[THE PROBLEM]:
Copy out all the lines in the records that include the word "JSON".
◇ ◇ ◇
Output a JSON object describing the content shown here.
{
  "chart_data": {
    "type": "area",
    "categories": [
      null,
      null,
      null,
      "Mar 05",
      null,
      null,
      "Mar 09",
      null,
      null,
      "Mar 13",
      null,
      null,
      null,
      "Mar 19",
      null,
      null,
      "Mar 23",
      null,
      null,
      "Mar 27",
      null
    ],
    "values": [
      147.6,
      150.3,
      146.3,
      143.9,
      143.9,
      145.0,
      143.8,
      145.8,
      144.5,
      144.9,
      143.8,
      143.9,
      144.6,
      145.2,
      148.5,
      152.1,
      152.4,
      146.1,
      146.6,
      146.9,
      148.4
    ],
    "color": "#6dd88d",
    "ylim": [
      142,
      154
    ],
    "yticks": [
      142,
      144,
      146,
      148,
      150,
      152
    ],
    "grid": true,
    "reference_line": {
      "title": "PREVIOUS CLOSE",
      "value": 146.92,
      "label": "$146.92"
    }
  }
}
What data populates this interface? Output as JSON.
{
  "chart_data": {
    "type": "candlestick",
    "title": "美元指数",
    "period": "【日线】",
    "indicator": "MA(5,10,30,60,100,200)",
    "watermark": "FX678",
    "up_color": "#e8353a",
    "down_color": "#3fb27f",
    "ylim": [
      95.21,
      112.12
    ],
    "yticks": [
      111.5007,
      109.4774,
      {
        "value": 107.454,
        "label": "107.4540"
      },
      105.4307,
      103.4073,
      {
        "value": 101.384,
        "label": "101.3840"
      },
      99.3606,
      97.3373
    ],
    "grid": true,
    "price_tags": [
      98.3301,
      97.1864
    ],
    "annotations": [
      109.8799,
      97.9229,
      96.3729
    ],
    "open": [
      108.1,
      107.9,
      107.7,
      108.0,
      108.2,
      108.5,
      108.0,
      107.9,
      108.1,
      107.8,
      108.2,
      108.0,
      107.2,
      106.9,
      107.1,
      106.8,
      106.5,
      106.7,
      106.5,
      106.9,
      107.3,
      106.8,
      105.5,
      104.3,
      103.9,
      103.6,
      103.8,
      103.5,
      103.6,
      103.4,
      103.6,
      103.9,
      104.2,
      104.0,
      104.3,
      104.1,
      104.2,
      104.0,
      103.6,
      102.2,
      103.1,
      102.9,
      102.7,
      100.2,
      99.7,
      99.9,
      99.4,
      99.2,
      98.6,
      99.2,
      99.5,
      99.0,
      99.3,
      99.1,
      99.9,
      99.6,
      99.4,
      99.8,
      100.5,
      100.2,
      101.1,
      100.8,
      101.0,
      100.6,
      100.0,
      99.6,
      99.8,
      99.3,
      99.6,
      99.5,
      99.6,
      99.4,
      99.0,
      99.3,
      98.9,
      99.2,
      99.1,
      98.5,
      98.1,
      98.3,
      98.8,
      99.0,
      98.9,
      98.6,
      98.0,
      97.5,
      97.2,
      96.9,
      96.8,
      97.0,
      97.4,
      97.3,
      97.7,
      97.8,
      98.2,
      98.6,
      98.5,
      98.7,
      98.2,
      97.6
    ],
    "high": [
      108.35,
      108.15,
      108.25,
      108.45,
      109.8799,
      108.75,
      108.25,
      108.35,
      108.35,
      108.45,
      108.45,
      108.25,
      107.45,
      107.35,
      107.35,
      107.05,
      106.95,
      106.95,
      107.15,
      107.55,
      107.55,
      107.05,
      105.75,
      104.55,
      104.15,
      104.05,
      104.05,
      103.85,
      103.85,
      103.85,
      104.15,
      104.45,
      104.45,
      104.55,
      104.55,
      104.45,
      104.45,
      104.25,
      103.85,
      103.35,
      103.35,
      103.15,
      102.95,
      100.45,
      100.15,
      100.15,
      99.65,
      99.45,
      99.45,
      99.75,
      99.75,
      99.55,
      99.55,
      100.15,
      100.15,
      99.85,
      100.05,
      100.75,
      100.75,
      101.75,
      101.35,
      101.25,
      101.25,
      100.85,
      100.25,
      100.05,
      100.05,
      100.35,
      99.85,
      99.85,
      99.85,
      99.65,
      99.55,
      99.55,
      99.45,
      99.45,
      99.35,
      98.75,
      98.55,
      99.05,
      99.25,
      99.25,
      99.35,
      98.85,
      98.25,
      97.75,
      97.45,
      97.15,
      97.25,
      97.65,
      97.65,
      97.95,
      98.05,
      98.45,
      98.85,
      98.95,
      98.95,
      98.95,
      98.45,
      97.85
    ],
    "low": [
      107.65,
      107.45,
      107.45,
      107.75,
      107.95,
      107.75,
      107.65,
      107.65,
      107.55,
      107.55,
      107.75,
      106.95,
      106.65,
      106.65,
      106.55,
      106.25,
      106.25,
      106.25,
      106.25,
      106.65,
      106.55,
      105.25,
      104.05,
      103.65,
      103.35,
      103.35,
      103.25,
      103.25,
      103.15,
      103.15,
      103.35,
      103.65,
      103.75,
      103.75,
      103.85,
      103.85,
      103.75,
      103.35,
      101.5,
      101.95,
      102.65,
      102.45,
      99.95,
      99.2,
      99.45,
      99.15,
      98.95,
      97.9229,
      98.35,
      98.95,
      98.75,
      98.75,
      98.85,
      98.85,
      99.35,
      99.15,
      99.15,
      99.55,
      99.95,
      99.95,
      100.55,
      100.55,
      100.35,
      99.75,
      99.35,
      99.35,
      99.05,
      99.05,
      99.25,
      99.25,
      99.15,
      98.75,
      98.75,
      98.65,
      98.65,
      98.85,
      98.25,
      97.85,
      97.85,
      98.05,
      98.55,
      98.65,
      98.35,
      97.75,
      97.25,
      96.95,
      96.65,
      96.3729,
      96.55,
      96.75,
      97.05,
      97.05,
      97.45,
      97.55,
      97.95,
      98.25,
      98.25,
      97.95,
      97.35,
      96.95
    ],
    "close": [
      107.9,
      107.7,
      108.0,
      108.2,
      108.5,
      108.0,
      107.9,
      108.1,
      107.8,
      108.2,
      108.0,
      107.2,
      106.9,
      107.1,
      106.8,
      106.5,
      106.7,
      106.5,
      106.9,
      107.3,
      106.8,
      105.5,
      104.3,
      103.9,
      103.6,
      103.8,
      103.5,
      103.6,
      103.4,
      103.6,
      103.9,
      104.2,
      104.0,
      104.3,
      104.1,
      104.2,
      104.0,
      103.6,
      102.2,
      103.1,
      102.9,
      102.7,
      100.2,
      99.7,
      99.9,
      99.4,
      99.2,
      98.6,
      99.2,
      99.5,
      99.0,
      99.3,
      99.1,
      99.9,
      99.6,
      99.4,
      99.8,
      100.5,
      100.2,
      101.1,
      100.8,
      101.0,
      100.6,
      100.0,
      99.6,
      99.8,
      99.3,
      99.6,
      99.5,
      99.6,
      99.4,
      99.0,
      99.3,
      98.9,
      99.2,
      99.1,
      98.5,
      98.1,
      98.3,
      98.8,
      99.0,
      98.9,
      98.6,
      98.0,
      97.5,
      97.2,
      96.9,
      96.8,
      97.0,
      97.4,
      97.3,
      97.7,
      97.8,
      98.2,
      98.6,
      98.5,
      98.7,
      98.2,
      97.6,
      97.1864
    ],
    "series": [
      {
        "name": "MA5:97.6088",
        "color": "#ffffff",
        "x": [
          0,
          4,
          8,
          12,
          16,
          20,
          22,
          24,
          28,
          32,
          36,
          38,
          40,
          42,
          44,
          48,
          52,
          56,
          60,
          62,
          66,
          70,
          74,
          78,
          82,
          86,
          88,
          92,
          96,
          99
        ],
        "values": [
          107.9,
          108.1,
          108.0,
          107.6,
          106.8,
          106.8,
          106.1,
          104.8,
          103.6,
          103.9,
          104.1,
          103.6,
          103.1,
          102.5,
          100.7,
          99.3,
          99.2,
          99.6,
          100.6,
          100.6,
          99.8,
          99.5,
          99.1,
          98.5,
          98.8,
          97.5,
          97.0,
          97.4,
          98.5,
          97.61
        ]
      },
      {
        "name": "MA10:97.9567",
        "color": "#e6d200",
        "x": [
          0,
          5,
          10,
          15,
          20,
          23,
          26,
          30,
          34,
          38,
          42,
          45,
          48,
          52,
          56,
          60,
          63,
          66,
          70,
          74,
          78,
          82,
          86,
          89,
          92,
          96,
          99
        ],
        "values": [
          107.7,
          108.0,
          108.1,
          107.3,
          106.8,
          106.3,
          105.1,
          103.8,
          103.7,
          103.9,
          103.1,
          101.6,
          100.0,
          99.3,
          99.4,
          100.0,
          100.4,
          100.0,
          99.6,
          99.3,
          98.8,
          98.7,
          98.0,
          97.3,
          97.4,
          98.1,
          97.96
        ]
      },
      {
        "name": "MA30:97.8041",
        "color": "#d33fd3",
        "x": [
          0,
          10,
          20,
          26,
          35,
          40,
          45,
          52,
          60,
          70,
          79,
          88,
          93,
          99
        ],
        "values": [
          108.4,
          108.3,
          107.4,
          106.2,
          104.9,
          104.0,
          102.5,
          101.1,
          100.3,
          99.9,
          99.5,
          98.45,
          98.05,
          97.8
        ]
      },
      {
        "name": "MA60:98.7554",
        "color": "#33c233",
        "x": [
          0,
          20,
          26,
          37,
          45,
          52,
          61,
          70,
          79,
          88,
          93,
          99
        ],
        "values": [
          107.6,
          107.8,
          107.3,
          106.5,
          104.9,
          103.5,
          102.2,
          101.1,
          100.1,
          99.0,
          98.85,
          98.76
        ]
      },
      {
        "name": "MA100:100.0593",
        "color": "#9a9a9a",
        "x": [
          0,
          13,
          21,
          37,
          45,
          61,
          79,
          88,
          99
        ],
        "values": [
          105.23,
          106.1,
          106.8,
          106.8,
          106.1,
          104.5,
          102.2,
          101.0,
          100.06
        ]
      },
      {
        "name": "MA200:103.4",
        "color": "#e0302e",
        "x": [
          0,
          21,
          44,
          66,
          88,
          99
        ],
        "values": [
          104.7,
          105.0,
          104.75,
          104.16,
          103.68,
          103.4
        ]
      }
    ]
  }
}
◇ ◇ ◇
[RESPONSE BELOW]:
Output a JSON object describing the content shown here.
What data populates this interface? Output as JSON.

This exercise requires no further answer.